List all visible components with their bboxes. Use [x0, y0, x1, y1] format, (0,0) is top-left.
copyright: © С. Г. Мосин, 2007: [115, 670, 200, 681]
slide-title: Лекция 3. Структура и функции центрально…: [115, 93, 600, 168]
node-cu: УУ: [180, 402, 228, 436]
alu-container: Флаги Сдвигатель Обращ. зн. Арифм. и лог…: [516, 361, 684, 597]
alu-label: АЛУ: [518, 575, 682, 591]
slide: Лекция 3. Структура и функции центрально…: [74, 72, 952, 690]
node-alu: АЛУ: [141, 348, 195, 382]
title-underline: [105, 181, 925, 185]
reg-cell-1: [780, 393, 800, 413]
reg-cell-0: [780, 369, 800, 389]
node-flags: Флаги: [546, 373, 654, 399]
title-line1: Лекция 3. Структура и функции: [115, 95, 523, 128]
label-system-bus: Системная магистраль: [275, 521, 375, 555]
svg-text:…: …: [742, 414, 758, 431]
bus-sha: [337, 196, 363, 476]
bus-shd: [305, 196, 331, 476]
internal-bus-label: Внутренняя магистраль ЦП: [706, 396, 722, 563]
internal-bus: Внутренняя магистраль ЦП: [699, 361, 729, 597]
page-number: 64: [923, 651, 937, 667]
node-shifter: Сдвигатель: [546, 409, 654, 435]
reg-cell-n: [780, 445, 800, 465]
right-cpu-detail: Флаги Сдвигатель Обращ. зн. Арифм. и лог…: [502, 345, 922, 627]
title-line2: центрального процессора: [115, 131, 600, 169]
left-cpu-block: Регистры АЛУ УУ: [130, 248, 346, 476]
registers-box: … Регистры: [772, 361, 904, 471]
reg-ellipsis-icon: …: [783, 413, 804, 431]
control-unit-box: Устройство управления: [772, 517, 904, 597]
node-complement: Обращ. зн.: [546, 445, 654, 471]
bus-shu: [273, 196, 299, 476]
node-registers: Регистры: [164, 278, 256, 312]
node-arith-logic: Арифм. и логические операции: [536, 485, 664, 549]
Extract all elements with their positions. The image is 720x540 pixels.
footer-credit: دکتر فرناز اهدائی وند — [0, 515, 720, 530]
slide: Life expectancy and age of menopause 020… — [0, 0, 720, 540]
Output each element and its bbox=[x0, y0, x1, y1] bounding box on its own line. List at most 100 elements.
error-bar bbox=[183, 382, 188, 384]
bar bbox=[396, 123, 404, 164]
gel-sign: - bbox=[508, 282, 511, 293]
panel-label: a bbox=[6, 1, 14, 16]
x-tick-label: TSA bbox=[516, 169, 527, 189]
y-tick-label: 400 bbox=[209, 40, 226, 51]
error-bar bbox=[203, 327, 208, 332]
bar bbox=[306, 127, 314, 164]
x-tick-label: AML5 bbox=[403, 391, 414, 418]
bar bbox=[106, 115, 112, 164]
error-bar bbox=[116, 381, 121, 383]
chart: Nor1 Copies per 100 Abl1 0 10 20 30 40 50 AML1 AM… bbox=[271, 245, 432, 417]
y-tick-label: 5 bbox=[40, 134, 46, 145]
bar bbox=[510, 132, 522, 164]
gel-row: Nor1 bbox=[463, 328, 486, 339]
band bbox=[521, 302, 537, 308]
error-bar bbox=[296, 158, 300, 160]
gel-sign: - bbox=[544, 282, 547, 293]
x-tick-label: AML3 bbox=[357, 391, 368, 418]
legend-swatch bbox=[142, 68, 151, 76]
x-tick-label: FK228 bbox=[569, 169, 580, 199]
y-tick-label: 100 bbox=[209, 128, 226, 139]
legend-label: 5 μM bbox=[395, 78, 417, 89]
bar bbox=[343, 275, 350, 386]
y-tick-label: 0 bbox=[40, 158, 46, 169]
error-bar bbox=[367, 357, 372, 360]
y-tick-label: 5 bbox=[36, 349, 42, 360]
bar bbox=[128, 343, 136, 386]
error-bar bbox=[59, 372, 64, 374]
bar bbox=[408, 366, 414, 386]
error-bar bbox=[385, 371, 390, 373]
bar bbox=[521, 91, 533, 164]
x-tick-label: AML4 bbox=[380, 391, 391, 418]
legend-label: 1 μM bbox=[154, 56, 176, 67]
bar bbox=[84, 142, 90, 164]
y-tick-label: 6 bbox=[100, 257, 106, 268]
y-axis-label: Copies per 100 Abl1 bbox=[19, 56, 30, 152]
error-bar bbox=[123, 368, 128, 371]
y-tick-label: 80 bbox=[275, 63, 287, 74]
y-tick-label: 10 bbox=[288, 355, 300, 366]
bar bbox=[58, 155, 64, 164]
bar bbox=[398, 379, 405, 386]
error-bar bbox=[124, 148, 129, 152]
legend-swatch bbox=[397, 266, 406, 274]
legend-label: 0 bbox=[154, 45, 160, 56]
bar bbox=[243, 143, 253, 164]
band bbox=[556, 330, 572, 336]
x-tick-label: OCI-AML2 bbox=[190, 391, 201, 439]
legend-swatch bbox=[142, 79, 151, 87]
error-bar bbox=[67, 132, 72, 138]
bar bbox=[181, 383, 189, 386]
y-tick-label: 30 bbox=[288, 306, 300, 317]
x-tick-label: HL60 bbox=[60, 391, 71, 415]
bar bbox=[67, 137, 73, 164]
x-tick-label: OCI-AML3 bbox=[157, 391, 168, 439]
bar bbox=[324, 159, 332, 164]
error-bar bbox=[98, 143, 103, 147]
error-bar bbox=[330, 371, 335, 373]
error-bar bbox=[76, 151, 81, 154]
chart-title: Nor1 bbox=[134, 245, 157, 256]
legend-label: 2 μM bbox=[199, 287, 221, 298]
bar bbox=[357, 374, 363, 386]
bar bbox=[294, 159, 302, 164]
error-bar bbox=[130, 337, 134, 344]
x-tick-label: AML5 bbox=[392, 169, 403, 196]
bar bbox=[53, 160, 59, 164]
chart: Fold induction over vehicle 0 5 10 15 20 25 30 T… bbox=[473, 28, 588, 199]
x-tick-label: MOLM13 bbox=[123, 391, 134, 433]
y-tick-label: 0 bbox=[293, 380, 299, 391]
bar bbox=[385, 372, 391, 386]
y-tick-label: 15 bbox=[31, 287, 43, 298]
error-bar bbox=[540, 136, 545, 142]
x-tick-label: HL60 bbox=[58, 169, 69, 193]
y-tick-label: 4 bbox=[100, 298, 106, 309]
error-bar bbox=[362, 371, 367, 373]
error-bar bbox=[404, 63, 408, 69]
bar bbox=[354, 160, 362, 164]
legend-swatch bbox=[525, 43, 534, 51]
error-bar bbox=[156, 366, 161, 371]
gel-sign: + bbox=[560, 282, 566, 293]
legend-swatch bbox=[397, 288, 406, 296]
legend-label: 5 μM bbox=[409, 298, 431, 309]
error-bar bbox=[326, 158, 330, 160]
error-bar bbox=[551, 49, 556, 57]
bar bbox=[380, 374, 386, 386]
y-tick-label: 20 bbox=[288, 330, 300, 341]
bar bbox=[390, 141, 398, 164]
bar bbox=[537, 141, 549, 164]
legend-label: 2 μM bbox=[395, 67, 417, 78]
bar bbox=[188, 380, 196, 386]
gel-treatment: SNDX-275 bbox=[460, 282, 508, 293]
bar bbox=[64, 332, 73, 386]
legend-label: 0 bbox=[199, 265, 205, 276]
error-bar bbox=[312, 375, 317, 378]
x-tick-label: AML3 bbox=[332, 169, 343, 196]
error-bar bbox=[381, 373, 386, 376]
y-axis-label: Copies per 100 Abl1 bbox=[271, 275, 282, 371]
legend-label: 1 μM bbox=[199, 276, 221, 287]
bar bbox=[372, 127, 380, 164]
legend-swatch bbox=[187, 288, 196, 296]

----------------------------------------

- Exercise goal
Swap "legend-label" for "legend-text" throughout the records and reproduce them with everything else left unchanged.

- Solution for this problem
List all visible components with their bboxes. Use [x0, y0, x1, y1] format, (0,0) is top-left.
copyright: © С. Г. Мосин, 2007: [115, 670, 200, 681]
slide-title: Лекция 3. Структура и функции центрально…: [115, 93, 600, 168]
node-cu: УУ: [180, 402, 228, 436]
alu-container: Флаги Сдвигатель Обращ. зн. Арифм. и лог…: [516, 361, 684, 597]
alu-label: АЛУ: [518, 575, 682, 591]
slide: Лекция 3. Структура и функции центрально…: [74, 72, 952, 690]
node-alu: АЛУ: [141, 348, 195, 382]
title-underline: [105, 181, 925, 185]
reg-cell-1: [780, 393, 800, 413]
reg-cell-0: [780, 369, 800, 389]
node-flags: Флаги: [546, 373, 654, 399]
title-line1: Лекция 3. Структура и функции: [115, 95, 523, 128]
label-system-bus: Системная магистраль: [275, 521, 375, 555]
svg-text:…: …: [742, 414, 758, 431]
bus-sha: [337, 196, 363, 476]
bus-shd: [305, 196, 331, 476]
internal-bus-label: Внутренняя магистраль ЦП: [706, 396, 722, 563]
internal-bus: Внутренняя магистраль ЦП: [699, 361, 729, 597]
page-number: 64: [923, 651, 937, 667]
node-shifter: Сдвигатель: [546, 409, 654, 435]
reg-cell-n: [780, 445, 800, 465]
right-cpu-detail: Флаги Сдвигатель Обращ. зн. Арифм. и лог…: [502, 345, 922, 627]
title-line2: центрального процессора: [115, 131, 600, 169]
left-cpu-block: Регистры АЛУ УУ: [130, 248, 346, 476]
registers-box: … Регистры: [772, 361, 904, 471]
reg-ellipsis-icon: …: [783, 413, 804, 431]
control-unit-box: Устройство управления: [772, 517, 904, 597]
node-complement: Обращ. зн.: [546, 445, 654, 471]
bus-shu: [273, 196, 299, 476]
node-registers: Регистры: [164, 278, 256, 312]
node-arith-logic: Арифм. и логические операции: [536, 485, 664, 549]
Extract all elements with their positions. The image is 720x540 pixels.
footer-credit: دکتر فرناز اهدائی وند — [0, 515, 720, 530]
slide: Life expectancy and age of menopause 020… — [0, 0, 720, 540]
Output each element and its bbox=[x0, y0, x1, y1] bounding box on its own line. List at most 100 elements.
error-bar bbox=[183, 382, 188, 384]
bar bbox=[396, 123, 404, 164]
gel-sign: - bbox=[508, 282, 511, 293]
panel-label: a bbox=[6, 1, 14, 16]
x-tick-label: TSA bbox=[516, 169, 527, 189]
y-tick-label: 400 bbox=[209, 40, 226, 51]
error-bar bbox=[203, 327, 208, 332]
bar bbox=[306, 127, 314, 164]
x-tick-label: AML5 bbox=[403, 391, 414, 418]
bar bbox=[106, 115, 112, 164]
error-bar bbox=[116, 381, 121, 383]
chart: Nor1 Copies per 100 Abl1 0 10 20 30 40 50 AML1 AM… bbox=[271, 245, 432, 417]
y-tick-label: 5 bbox=[40, 134, 46, 145]
bar bbox=[510, 132, 522, 164]
gel-row: Nor1 bbox=[463, 328, 486, 339]
band bbox=[521, 302, 537, 308]
error-bar bbox=[296, 158, 300, 160]
gel-sign: - bbox=[544, 282, 547, 293]
x-tick-label: AML3 bbox=[357, 391, 368, 418]
legend-swatch bbox=[142, 68, 151, 76]
x-tick-label: FK228 bbox=[569, 169, 580, 199]
y-tick-label: 100 bbox=[209, 128, 226, 139]
legend-text: 5 μM bbox=[395, 78, 417, 89]
bar bbox=[343, 275, 350, 386]
y-tick-label: 0 bbox=[40, 158, 46, 169]
error-bar bbox=[367, 357, 372, 360]
y-tick-label: 5 bbox=[36, 349, 42, 360]
bar bbox=[128, 343, 136, 386]
error-bar bbox=[59, 372, 64, 374]
bar bbox=[408, 366, 414, 386]
error-bar bbox=[385, 371, 390, 373]
bar bbox=[521, 91, 533, 164]
x-tick-label: AML4 bbox=[380, 391, 391, 418]
legend-text: 1 μM bbox=[154, 56, 176, 67]
bar bbox=[84, 142, 90, 164]
y-tick-label: 6 bbox=[100, 257, 106, 268]
y-axis-label: Copies per 100 Abl1 bbox=[19, 56, 30, 152]
error-bar bbox=[123, 368, 128, 371]
y-tick-label: 80 bbox=[275, 63, 287, 74]
y-tick-label: 10 bbox=[288, 355, 300, 366]
bar bbox=[58, 155, 64, 164]
bar bbox=[398, 379, 405, 386]
error-bar bbox=[124, 148, 129, 152]
legend-swatch bbox=[397, 266, 406, 274]
legend-text: 0 bbox=[154, 45, 160, 56]
bar bbox=[243, 143, 253, 164]
band bbox=[556, 330, 572, 336]
x-tick-label: OCI-AML2 bbox=[190, 391, 201, 439]
legend-swatch bbox=[142, 79, 151, 87]
error-bar bbox=[67, 132, 72, 138]
bar bbox=[181, 383, 189, 386]
y-tick-label: 30 bbox=[288, 306, 300, 317]
x-tick-label: HL60 bbox=[60, 391, 71, 415]
bar bbox=[67, 137, 73, 164]
x-tick-label: OCI-AML3 bbox=[157, 391, 168, 439]
bar bbox=[324, 159, 332, 164]
error-bar bbox=[98, 143, 103, 147]
error-bar bbox=[330, 371, 335, 373]
error-bar bbox=[76, 151, 81, 154]
chart-title: Nor1 bbox=[134, 245, 157, 256]
legend-text: 2 μM bbox=[199, 287, 221, 298]
bar bbox=[357, 374, 363, 386]
bar bbox=[294, 159, 302, 164]
error-bar bbox=[130, 337, 134, 344]
x-tick-label: AML5 bbox=[392, 169, 403, 196]
bar bbox=[53, 160, 59, 164]
chart: Fold induction over vehicle 0 5 10 15 20 25 30 T… bbox=[473, 28, 588, 199]
x-tick-label: MOLM13 bbox=[123, 391, 134, 433]
y-tick-label: 0 bbox=[293, 380, 299, 391]
bar bbox=[385, 372, 391, 386]
y-tick-label: 15 bbox=[31, 287, 43, 298]
error-bar bbox=[540, 136, 545, 142]
x-tick-label: HL60 bbox=[58, 169, 69, 193]
y-tick-label: 4 bbox=[100, 298, 106, 309]
error-bar bbox=[362, 371, 367, 373]
error-bar bbox=[404, 63, 408, 69]
bar bbox=[354, 160, 362, 164]
legend-swatch bbox=[525, 43, 534, 51]
error-bar bbox=[156, 366, 161, 371]
gel-sign: + bbox=[560, 282, 566, 293]
legend-swatch bbox=[397, 288, 406, 296]
legend-text: 5 μM bbox=[409, 298, 431, 309]
error-bar bbox=[326, 158, 330, 160]
error-bar bbox=[551, 49, 556, 57]
bar bbox=[380, 374, 386, 386]
y-tick-label: 20 bbox=[288, 330, 300, 341]
bar bbox=[390, 141, 398, 164]
bar bbox=[537, 141, 549, 164]
legend-text: 2 μM bbox=[395, 67, 417, 78]
bar bbox=[188, 380, 196, 386]
gel-treatment: SNDX-275 bbox=[460, 282, 508, 293]
bar bbox=[64, 332, 73, 386]
legend-text: 0 bbox=[199, 265, 205, 276]
error-bar bbox=[312, 375, 317, 378]
x-tick-label: AML3 bbox=[332, 169, 343, 196]
error-bar bbox=[381, 373, 386, 376]
y-axis-label: Copies per 100 Abl1 bbox=[271, 275, 282, 371]
legend-text: 1 μM bbox=[199, 276, 221, 287]
bar bbox=[372, 127, 380, 164]
legend-swatch bbox=[187, 288, 196, 296]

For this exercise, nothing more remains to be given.